# Data for this exercise:

+ + + +

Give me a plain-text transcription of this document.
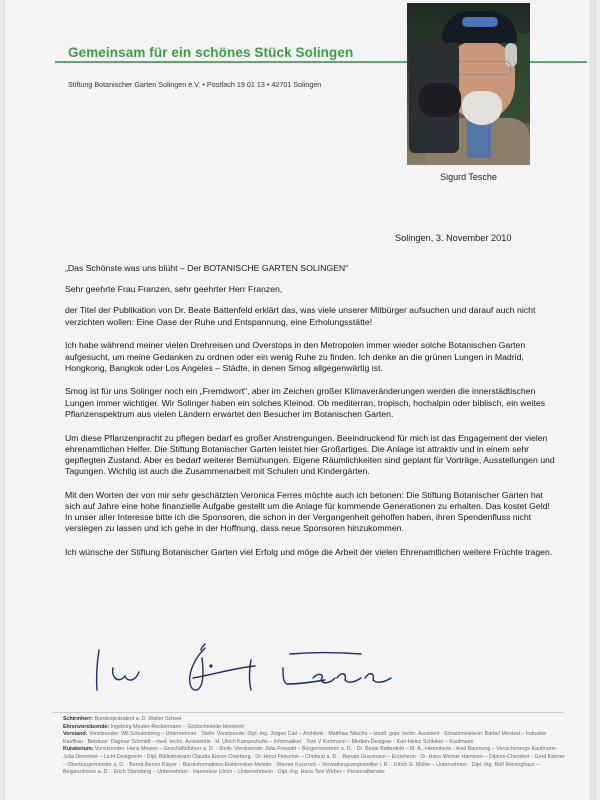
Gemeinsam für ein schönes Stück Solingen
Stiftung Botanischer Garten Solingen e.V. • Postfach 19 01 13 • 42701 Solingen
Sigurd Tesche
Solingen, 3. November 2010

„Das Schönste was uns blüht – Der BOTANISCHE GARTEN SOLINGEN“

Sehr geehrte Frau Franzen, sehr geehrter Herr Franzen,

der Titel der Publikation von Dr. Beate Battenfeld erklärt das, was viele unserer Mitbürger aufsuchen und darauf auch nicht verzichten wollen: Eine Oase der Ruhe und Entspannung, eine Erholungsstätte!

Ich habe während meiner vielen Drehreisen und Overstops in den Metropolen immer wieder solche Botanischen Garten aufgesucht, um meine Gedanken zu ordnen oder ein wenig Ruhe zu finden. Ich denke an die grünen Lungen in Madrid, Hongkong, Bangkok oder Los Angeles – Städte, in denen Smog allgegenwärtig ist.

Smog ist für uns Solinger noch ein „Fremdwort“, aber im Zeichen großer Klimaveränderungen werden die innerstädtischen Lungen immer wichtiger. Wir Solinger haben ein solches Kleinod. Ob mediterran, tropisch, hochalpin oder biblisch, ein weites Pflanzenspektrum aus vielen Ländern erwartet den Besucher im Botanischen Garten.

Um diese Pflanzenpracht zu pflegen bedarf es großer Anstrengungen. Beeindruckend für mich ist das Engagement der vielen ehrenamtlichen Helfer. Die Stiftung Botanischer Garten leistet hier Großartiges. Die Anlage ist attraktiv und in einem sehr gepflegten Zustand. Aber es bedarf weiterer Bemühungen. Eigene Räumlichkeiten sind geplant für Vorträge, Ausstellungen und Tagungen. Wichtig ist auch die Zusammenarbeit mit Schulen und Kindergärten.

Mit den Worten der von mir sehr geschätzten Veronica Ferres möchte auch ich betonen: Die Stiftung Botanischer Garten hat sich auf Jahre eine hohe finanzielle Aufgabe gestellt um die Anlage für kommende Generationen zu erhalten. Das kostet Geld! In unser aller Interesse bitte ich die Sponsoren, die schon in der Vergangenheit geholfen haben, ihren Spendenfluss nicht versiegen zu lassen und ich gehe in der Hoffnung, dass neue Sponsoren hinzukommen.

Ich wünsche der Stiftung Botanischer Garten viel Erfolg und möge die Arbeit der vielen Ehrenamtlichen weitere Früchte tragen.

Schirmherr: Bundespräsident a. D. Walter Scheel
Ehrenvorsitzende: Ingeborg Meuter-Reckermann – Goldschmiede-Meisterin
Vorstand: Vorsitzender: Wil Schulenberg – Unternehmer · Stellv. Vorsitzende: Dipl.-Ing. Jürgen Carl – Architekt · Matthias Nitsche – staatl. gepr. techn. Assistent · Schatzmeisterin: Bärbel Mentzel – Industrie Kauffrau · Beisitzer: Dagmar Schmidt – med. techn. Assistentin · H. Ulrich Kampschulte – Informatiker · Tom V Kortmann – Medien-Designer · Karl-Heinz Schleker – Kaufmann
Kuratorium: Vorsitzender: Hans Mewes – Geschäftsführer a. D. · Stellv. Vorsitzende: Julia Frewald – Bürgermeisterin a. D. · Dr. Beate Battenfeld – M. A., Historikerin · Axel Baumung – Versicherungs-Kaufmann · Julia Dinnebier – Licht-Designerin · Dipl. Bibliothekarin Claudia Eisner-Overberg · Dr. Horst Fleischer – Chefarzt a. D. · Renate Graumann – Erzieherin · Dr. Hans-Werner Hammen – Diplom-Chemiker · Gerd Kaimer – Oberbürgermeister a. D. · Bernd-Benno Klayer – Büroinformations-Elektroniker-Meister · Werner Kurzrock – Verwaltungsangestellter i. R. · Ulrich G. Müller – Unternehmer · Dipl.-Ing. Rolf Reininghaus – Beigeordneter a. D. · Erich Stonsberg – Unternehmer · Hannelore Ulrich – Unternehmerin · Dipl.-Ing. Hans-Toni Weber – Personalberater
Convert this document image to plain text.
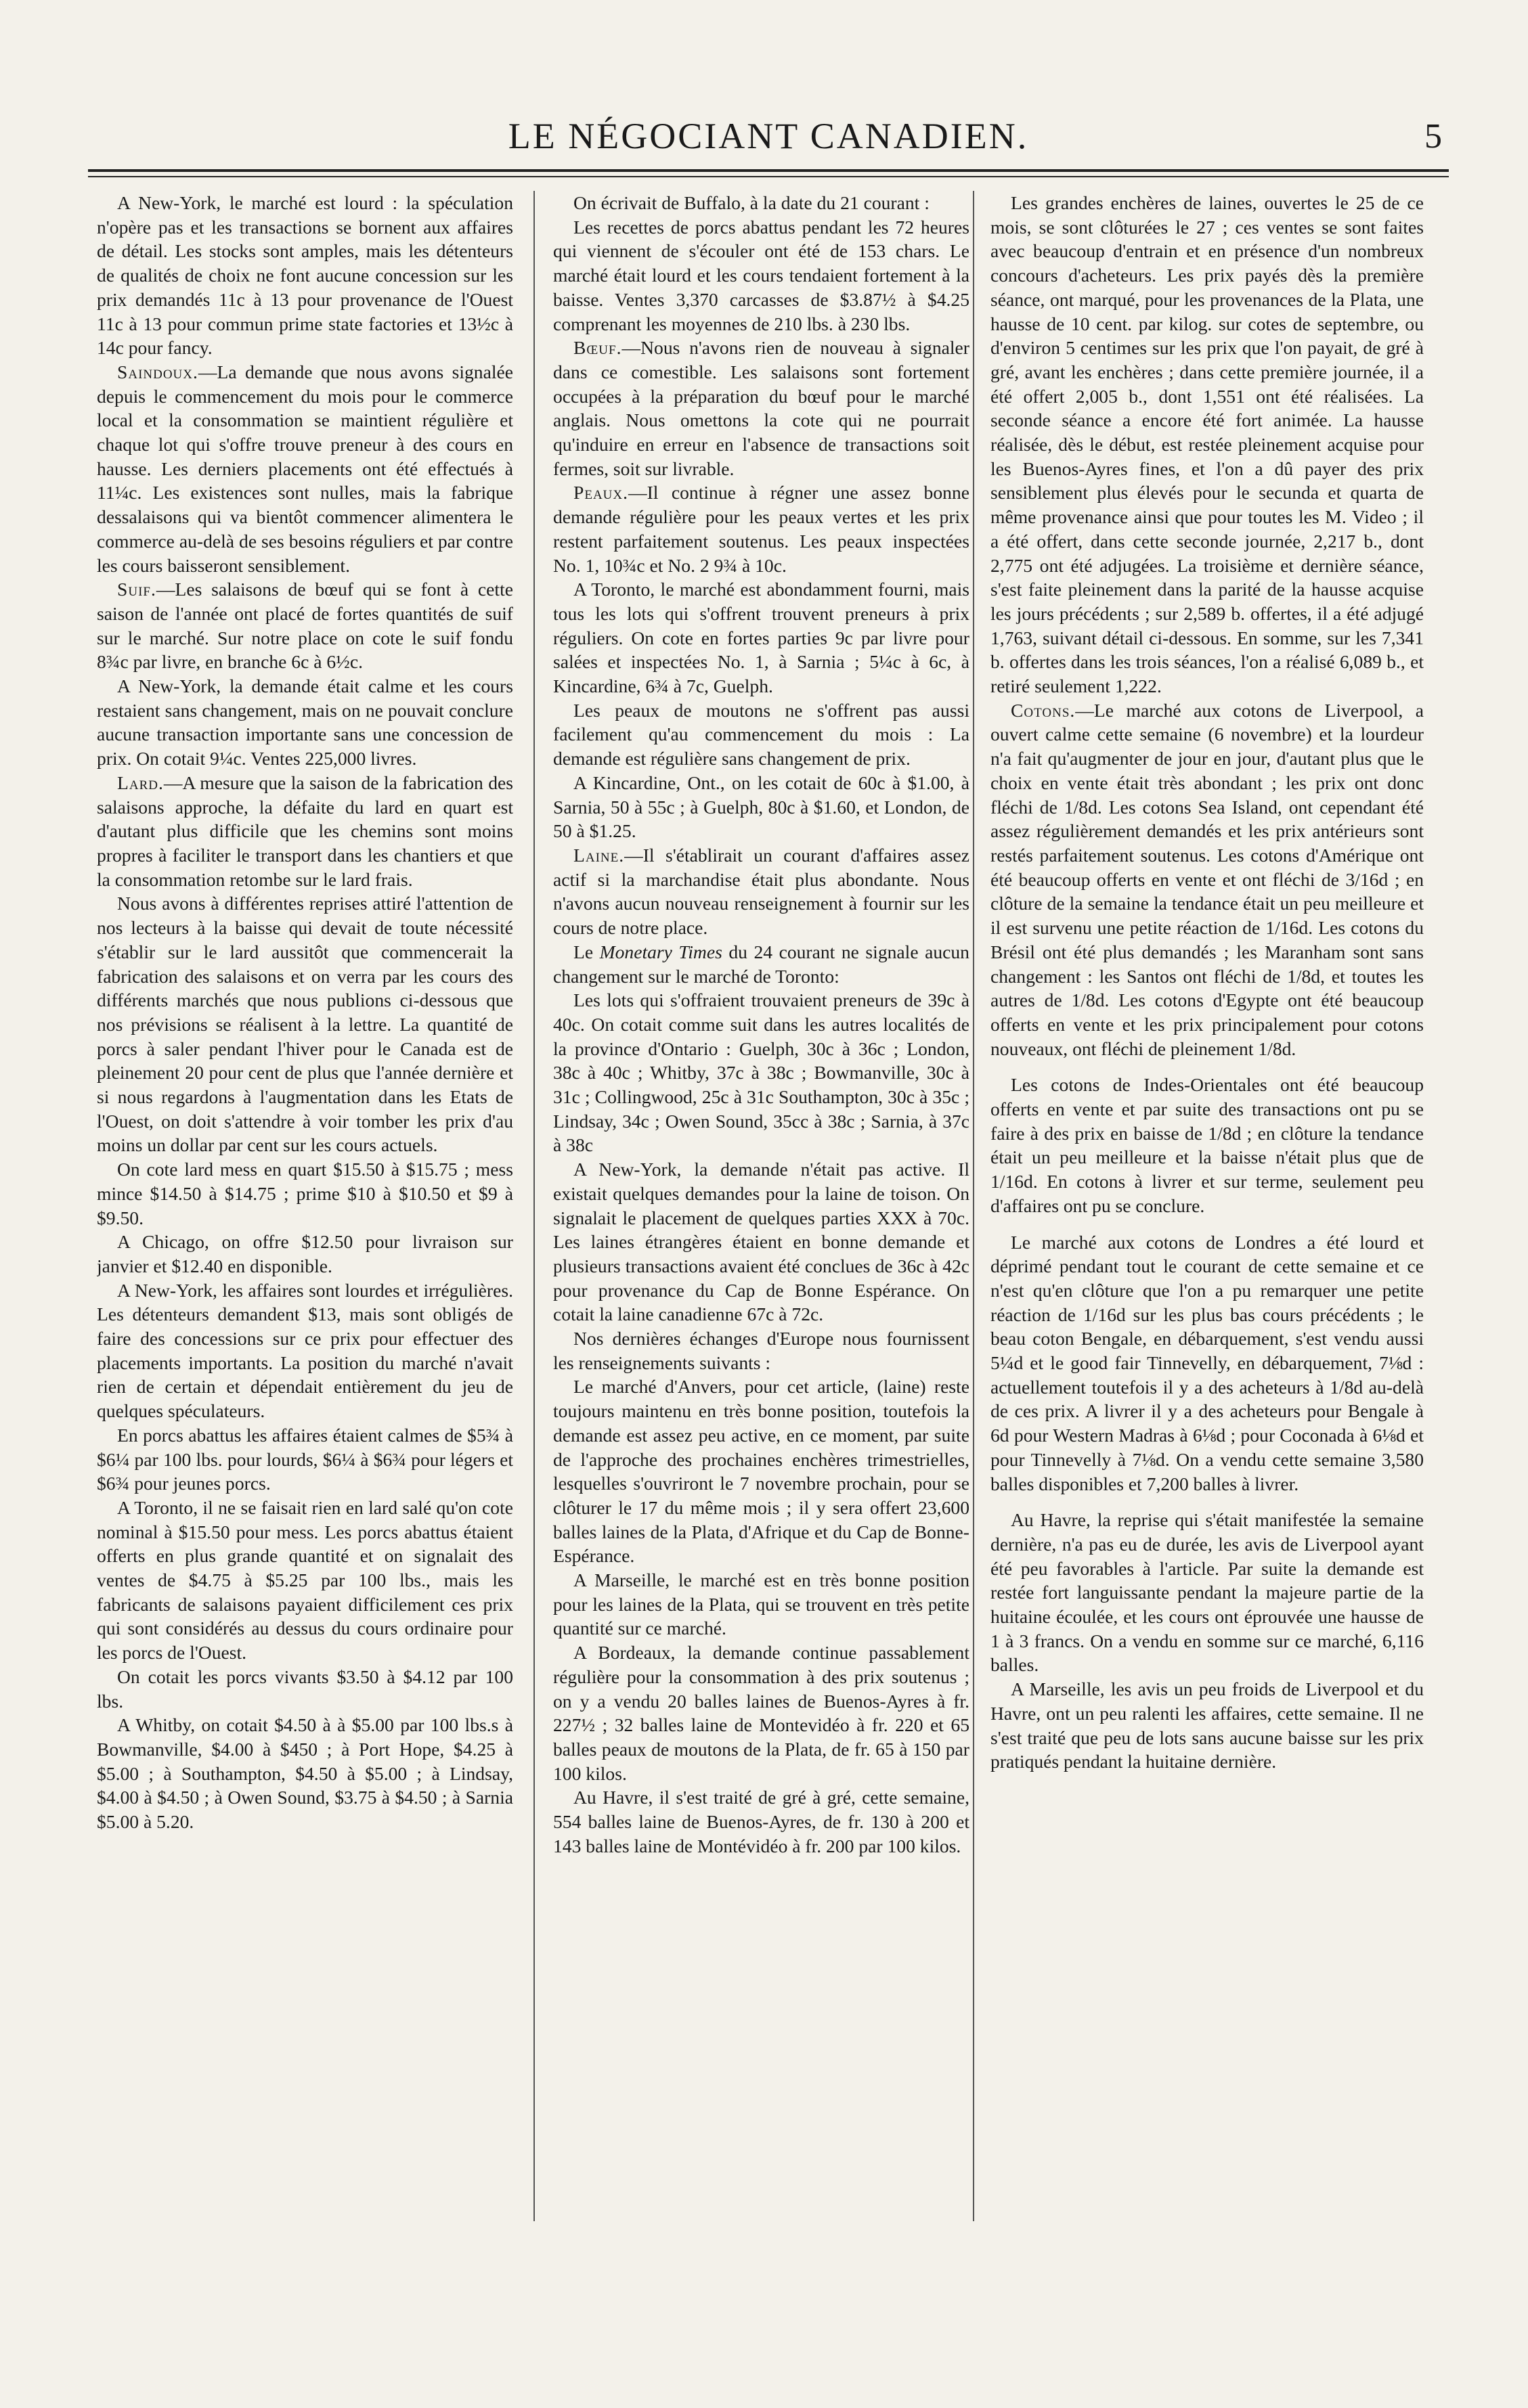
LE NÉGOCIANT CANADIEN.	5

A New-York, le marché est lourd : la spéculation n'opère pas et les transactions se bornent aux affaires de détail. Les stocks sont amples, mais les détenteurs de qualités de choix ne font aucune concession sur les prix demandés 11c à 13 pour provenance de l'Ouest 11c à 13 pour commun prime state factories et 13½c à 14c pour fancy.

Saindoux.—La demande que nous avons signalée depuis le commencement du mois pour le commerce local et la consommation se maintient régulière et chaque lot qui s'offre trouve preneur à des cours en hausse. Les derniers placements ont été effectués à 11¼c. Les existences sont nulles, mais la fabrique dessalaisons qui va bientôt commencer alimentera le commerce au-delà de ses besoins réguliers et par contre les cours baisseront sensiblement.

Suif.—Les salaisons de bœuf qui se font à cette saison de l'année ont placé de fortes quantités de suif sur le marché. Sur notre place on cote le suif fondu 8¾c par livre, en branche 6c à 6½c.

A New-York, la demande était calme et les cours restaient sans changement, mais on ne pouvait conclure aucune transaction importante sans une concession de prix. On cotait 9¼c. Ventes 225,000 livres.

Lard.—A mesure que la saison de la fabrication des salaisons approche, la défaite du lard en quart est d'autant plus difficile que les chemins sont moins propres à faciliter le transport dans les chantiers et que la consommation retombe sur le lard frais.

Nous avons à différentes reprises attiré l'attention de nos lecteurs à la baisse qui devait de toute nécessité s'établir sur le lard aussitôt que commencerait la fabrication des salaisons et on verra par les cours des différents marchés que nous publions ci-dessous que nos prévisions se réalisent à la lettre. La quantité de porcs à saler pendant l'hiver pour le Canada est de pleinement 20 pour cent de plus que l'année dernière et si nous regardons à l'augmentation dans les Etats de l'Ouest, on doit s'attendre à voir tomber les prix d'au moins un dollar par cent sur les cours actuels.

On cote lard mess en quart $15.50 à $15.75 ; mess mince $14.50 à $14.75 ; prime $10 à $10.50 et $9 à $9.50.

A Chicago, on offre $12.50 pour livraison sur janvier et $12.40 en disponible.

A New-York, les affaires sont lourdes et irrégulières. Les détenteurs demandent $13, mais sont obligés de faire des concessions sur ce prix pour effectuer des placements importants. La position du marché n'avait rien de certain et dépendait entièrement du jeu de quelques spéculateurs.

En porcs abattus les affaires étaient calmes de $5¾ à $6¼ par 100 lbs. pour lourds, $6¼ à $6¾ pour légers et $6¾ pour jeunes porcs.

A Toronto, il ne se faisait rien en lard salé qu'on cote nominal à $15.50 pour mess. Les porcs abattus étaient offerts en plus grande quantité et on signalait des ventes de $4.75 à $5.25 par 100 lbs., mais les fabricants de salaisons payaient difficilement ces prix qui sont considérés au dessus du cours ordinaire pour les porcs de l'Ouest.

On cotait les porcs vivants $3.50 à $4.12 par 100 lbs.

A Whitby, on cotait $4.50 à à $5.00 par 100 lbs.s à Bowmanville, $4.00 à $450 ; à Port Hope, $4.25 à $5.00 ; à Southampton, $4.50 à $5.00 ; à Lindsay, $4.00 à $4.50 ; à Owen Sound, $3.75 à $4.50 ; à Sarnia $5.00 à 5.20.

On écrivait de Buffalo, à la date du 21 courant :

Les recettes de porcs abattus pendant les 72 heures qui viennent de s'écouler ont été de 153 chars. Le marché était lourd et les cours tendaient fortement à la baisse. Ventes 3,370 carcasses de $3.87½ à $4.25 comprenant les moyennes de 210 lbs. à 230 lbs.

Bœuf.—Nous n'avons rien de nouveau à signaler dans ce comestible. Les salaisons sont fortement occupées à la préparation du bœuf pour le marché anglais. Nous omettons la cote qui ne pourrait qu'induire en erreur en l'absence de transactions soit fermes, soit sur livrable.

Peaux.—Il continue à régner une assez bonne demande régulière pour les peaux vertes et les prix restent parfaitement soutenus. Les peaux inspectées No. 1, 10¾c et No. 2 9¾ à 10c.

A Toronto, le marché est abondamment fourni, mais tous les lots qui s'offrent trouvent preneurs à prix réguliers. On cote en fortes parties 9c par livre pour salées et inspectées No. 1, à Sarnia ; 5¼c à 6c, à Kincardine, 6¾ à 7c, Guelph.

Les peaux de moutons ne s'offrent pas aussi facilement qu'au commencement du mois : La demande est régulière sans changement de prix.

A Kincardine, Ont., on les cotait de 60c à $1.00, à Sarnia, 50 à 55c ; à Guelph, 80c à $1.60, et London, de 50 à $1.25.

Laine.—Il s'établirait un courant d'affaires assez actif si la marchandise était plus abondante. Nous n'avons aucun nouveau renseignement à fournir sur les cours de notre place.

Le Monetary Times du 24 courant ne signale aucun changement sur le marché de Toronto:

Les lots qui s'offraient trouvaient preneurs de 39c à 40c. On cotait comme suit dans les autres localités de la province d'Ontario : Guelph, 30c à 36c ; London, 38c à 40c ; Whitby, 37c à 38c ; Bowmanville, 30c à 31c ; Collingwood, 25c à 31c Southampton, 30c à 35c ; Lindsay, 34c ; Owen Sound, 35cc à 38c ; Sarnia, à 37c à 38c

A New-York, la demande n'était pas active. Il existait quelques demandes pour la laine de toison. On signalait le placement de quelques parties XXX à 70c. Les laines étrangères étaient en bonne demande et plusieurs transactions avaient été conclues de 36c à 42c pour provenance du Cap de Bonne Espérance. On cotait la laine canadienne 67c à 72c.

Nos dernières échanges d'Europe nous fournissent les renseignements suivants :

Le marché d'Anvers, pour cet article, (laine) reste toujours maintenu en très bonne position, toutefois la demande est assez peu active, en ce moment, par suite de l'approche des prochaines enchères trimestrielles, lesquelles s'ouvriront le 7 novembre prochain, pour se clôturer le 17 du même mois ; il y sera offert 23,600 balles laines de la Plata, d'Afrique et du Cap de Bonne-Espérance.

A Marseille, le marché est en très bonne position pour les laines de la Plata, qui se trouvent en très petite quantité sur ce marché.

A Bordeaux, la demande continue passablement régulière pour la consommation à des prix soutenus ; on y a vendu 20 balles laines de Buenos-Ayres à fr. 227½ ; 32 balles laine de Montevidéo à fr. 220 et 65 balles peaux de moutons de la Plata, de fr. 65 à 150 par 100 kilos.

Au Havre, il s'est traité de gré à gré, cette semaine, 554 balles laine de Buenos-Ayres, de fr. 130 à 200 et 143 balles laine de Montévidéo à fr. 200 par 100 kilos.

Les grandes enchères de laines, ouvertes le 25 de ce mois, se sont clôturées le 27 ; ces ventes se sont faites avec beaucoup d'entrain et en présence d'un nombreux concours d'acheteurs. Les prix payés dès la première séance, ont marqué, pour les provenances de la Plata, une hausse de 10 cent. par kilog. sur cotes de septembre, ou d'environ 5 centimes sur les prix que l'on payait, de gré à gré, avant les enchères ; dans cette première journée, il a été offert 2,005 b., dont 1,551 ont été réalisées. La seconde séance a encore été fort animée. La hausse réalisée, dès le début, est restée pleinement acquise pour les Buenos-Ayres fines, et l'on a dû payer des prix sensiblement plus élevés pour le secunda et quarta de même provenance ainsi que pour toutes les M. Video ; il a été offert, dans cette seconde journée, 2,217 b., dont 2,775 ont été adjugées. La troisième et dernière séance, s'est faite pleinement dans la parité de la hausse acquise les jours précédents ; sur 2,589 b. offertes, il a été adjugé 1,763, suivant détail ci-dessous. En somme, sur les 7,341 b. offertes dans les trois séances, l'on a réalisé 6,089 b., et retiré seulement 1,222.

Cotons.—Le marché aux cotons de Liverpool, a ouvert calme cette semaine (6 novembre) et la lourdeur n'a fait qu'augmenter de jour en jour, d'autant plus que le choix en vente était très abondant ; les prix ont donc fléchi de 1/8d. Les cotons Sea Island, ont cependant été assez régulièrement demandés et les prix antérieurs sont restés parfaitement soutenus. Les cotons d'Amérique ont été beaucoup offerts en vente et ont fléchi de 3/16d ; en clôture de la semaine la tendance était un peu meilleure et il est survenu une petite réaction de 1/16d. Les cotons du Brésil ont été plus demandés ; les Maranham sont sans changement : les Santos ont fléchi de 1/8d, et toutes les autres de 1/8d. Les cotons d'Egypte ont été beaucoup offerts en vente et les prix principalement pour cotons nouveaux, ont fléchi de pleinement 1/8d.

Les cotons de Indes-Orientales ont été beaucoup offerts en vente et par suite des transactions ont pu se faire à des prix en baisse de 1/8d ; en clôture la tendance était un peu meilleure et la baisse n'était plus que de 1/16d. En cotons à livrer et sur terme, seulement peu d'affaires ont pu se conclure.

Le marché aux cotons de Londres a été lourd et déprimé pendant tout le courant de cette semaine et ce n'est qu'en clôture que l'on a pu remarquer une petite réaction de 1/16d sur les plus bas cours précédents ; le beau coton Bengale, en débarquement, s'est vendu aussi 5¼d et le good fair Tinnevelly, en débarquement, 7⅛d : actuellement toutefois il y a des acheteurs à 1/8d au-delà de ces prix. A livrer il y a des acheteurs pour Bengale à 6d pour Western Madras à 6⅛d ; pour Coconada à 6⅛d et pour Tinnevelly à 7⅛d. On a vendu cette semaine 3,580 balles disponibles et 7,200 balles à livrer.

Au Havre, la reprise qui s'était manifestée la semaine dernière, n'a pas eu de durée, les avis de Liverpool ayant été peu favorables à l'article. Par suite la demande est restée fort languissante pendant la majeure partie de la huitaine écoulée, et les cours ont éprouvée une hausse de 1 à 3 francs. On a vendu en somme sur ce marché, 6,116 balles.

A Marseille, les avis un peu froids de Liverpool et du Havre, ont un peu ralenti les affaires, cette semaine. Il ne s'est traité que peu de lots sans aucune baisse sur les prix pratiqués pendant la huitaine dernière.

+ + + +

# Set problem:
Look through the listing and extract every line with "plain" in it.

# Answer to the exercise:
Give me a plain-text transcription of this document.
Convert this document image to plain text.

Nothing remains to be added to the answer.